→ もとの文章:
南京
地下鉄2号線「苜蓿园」
「南京大虐殺記念館」の見学を終え、「雲錦路」から地下鉄2号線で「苜蓿园」下車。この駅名は「苜蓿园」という名前であるが、駅の標識は「明孝陵・苜蓿园」と表記されている。
鐘山風景名勝区
地下鉄駅から地上へ出ると、すぐに切符売り場とカートの乗り場がある。
ここ一帯は「鐘山風景区」となっており、ここに明初代皇帝洪武帝の陵墓「孝陵」と、孫文の陵墓「中山陵」、蒋介石夫人の別荘であった「美麗宮」があり、風景区内はタクシー、一般車の入場は不可で、カートで回るようになっている。ちなみにこの風景区内に三国時代の呉の孫権陵墓もある。
カートは1回乗車で10元、乗り放題で30元。明孝陵だけの見学であれば、「苜蓿园」から徒歩で行ける。
明孝陵3号門
「苜蓿园」駅から徒歩10分ほどで「明孝陵」3号門へ到着。入場料70元で基本WeChatで購入するが、現金が余って使いたかったので、窓口で現金で入場券を購入した。
明の初代皇帝朱元璋は貧農出身で、10代で食いつなぐため托鉢僧をしていたが、元末に起こった紅巾の乱に参加して頭角を現し、モンゴル勢を長城外へ追いやり、漢民族国家を樹立した。中国史上、江南から勢力を伸ばして中国統一王朝を樹立した初めての王朝である。明の首都は南京であったが、第3代永楽帝の時代に紫禁城を建設し、北京へ遷都した。
「明孝陵」は2000年に世界遺産に登録された「明・清王朝の皇帝墓群」に追加される形で2003年に世界遺産に登録された。すぐ隣には孫文陵墓の「中山陵」がある。孫文は辛亥革命で異民族である清王朝を倒し、清の前の漢民族王朝である明を崇拝することで漢民族国家の樹立を正当化し、孫文死後、蒋介石は孫文後継者を正当化させるため、敢えて明孝陵の隣に、その規模を上回る「中山陵」を建設した。
明孝陵神道
「苜蓿园」駅から徒歩で行けるので明孝陵3号門から入場したが、3号門は陵墓手前の「神道」の途中の場所に位置していた。この「神道」は北京の明十三陵にもあり、全長1.5㎞ほどある。
「神道」の起点の方向を振り返る。起点へ戻って、神道入口から歩こうかと思ったが、時間がかかりそうなので諦めた。
陵墓がある方向へ向かっていく。
「神道」の両側には動物の石造が安置されている。
ここが「神道」の終点。
「神道」が終わっても、また暫く歩く。「苜蓿园」駅から「明孝陵」まで歩いて行けるのは確かであるが、陵墓の中はとてつもなく広く、陵墓内を見学するには結構な距離を歩くことになる。
3号門から20分程歩き、やっと陵墓の門が見えてきた。
陵墓の中の説明図。

→ 記録の抜粋:
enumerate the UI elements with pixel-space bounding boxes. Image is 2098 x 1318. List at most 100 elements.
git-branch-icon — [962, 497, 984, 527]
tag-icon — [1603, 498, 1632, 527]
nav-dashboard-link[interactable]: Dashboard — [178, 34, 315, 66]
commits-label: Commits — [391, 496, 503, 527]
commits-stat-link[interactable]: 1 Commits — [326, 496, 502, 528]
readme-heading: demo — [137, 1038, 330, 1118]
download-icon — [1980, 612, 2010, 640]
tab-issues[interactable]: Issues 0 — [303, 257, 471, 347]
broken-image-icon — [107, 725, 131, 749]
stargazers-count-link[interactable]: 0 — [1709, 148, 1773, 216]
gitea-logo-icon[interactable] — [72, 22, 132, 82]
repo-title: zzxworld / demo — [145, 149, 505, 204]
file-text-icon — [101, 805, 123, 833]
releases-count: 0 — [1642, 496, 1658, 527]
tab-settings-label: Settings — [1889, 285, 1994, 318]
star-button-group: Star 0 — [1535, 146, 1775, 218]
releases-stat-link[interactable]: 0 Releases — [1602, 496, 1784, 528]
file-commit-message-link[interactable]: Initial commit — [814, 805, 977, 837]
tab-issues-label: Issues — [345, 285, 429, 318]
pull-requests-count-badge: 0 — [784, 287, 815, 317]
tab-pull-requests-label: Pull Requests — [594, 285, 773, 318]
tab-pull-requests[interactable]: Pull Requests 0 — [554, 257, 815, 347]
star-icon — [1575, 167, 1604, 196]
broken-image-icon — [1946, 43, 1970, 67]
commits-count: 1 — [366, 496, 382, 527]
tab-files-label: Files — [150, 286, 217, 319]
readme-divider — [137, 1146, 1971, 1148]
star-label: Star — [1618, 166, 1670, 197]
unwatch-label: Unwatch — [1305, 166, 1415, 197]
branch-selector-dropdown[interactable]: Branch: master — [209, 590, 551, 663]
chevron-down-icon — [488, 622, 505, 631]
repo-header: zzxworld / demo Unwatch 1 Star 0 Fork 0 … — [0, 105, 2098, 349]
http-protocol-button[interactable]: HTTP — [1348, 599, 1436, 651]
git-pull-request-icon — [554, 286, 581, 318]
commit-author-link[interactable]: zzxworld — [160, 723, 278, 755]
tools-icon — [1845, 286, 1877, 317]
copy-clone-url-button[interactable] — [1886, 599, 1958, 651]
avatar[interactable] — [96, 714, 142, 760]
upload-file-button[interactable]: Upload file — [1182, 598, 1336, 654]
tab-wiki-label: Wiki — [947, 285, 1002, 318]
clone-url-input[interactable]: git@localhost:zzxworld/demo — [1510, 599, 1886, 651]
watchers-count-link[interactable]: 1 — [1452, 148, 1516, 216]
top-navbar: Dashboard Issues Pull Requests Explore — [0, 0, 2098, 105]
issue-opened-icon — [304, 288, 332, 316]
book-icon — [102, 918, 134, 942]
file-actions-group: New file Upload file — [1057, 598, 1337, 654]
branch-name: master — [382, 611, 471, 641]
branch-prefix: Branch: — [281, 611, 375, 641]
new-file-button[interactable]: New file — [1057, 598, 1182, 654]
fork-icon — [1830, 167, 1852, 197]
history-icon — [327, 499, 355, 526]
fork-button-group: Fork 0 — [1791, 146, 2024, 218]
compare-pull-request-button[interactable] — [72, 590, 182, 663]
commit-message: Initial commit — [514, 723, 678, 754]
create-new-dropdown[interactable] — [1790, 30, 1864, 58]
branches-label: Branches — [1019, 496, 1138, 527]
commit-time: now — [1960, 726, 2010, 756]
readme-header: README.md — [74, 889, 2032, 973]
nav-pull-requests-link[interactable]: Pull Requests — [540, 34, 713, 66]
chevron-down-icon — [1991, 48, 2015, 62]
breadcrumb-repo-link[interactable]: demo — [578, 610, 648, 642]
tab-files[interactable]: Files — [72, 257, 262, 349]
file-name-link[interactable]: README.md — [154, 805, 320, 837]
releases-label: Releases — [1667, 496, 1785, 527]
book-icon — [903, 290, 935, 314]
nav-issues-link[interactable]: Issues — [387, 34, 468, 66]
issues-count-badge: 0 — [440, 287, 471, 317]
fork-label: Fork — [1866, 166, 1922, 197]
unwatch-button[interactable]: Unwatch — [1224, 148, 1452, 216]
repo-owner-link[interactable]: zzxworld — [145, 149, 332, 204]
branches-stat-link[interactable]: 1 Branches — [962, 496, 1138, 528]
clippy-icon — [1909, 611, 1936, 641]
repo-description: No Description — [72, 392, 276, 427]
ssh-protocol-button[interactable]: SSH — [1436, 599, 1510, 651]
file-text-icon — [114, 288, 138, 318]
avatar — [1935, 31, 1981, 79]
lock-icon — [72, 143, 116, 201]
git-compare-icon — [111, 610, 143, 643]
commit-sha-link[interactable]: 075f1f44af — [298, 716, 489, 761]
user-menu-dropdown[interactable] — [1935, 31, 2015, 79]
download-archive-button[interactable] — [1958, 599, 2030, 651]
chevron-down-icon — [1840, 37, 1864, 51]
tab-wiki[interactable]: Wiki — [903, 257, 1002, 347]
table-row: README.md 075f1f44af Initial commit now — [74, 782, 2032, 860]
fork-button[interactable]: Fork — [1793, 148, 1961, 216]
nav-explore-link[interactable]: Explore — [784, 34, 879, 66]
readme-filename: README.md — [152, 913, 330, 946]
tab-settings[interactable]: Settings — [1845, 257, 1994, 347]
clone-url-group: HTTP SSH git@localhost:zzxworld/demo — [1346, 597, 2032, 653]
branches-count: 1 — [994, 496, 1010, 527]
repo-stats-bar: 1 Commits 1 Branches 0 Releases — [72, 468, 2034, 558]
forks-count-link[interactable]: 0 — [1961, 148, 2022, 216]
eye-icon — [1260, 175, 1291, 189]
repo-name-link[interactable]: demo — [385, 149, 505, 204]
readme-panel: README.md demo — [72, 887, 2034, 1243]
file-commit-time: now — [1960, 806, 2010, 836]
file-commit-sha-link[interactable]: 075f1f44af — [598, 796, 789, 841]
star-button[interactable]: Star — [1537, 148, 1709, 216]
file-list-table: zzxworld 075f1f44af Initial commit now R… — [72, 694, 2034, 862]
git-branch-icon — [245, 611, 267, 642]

→ 課題のねらい: もとの文章のうち、「カートは1回乗車で10元、乗」で始まり「間がかかりそうなので諦めた。」まで続く部分を、一字も変えずに書き写して返してください。

→ 作業の結果:
カートは1回乗車で10元、乗り放題で30元。明孝陵だけの見学であれば、「苜蓿园」から徒歩で行ける。
明孝陵3号門
「苜蓿园」駅から徒歩10分ほどで「明孝陵」3号門へ到着。入場料70元で基本WeChatで購入するが、現金が余って使いたかったので、窓口で現金で入場券を購入した。
明の初代皇帝朱元璋は貧農出身で、10代で食いつなぐため托鉢僧をしていたが、元末に起こった紅巾の乱に参加して頭角を現し、モンゴル勢を長城外へ追いやり、漢民族国家を樹立した。中国史上、江南から勢力を伸ばして中国統一王朝を樹立した初めての王朝である。明の首都は南京であったが、第3代永楽帝の時代に紫禁城を建設し、北京へ遷都した。
「明孝陵」は2000年に世界遺産に登録された「明・清王朝の皇帝墓群」に追加される形で2003年に世界遺産に登録された。すぐ隣には孫文陵墓の「中山陵」がある。孫文は辛亥革命で異民族である清王朝を倒し、清の前の漢民族王朝である明を崇拝することで漢民族国家の樹立を正当化し、孫文死後、蒋介石は孫文後継者を正当化させるため、敢えて明孝陵の隣に、その規模を上回る「中山陵」を建設した。
明孝陵神道
「苜蓿园」駅から徒歩で行けるので明孝陵3号門から入場したが、3号門は陵墓手前の「神道」の途中の場所に位置していた。この「神道」は北京の明十三陵にもあり、全長1.5㎞ほどある。
「神道」の起点の方向を振り返る。起点へ戻って、神道入口から歩こうかと思ったが、時間がかかりそうなので諦めた。